Select every line of the material below that contains the string "document". Upper and lower case must match.
---------- DATA IN THIS EXERCISE
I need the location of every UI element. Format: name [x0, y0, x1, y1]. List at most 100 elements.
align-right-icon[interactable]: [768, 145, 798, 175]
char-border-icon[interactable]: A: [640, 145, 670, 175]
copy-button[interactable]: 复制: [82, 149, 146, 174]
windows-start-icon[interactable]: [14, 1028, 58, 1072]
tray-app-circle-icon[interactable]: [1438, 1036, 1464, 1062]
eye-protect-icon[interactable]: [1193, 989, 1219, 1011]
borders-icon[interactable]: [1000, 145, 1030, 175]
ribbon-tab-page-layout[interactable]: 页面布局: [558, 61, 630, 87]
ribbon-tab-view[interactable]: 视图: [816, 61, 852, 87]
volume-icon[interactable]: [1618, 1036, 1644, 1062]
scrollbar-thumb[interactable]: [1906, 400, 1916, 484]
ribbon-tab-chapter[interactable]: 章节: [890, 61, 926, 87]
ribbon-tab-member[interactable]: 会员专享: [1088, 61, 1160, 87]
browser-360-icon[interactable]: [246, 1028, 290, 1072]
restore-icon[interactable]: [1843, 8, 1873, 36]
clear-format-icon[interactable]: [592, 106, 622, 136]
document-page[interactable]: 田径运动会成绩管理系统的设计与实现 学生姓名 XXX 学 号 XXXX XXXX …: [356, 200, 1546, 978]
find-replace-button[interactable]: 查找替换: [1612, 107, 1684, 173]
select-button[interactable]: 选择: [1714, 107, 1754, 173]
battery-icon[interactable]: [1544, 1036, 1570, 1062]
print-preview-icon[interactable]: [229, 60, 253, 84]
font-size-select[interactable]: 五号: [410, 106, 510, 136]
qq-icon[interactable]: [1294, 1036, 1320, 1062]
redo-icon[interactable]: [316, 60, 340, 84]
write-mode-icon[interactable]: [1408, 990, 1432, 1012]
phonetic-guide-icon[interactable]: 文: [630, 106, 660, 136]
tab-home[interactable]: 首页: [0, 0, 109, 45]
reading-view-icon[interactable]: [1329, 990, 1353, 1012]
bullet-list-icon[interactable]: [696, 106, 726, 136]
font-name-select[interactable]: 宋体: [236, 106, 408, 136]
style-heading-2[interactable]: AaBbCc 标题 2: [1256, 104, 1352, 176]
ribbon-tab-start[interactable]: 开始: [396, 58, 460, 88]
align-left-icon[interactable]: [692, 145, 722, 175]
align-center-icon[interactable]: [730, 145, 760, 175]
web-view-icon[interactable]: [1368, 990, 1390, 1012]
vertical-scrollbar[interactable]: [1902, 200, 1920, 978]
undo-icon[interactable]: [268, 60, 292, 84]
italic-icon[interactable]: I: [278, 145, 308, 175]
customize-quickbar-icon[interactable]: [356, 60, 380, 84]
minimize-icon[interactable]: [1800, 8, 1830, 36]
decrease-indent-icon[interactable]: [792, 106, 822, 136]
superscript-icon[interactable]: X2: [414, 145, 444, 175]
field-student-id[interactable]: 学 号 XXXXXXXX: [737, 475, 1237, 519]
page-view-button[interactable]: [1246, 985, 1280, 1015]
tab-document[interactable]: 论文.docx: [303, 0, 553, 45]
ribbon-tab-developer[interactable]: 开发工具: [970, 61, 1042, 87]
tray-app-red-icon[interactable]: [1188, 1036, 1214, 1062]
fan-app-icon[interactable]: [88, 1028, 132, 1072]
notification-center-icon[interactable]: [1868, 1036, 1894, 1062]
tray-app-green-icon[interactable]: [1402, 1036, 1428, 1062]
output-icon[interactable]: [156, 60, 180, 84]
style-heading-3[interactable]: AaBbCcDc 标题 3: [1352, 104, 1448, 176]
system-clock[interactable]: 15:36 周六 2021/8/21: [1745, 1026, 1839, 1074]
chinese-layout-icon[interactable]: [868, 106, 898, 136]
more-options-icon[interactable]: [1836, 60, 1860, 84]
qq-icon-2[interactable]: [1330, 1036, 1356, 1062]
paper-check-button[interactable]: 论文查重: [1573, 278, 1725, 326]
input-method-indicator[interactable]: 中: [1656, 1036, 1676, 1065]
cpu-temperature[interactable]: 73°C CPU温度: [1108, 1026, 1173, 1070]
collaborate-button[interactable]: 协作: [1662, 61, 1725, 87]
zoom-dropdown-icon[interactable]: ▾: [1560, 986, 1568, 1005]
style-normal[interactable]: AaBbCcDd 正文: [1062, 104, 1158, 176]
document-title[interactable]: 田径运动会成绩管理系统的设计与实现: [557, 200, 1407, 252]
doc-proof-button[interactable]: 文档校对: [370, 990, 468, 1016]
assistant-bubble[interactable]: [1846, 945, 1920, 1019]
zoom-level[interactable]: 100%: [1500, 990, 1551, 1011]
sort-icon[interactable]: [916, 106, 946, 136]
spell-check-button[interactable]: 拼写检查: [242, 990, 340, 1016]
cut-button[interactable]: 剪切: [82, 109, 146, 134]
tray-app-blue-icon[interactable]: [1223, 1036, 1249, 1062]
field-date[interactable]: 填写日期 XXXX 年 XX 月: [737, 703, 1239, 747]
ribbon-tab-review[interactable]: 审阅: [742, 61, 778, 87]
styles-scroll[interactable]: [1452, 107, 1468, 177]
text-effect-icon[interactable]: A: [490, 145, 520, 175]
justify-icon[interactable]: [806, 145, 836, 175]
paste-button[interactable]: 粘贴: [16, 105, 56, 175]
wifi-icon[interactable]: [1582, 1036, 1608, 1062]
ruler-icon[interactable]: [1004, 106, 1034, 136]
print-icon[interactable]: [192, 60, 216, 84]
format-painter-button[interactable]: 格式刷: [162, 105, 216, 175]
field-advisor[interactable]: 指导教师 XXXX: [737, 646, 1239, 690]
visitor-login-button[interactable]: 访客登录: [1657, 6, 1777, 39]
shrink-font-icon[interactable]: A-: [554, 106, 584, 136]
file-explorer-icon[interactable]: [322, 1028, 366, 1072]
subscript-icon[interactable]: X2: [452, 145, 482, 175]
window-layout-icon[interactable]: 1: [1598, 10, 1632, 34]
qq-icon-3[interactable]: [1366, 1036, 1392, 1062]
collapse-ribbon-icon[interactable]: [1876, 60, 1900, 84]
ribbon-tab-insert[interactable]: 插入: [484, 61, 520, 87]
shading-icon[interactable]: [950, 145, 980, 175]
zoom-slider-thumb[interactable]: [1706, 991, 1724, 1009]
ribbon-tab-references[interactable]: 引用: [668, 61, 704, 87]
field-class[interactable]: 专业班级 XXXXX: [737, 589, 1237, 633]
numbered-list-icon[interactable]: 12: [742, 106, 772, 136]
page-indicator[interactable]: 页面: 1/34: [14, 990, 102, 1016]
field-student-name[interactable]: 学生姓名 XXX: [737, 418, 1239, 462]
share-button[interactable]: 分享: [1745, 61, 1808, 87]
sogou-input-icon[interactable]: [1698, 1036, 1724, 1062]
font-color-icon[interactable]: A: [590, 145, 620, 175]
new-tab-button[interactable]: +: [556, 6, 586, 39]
--------------------
TASK OUTPUT:
document-page[interactable]: 田径运动会成绩管理系统的设计与实现 学生姓名 XXX 学 号 XXXX XXXX …: [356, 200, 1546, 978]
tab-document[interactable]: 论文.docx: [303, 0, 553, 45]
document-title[interactable]: 田径运动会成绩管理系统的设计与实现: [557, 200, 1407, 252]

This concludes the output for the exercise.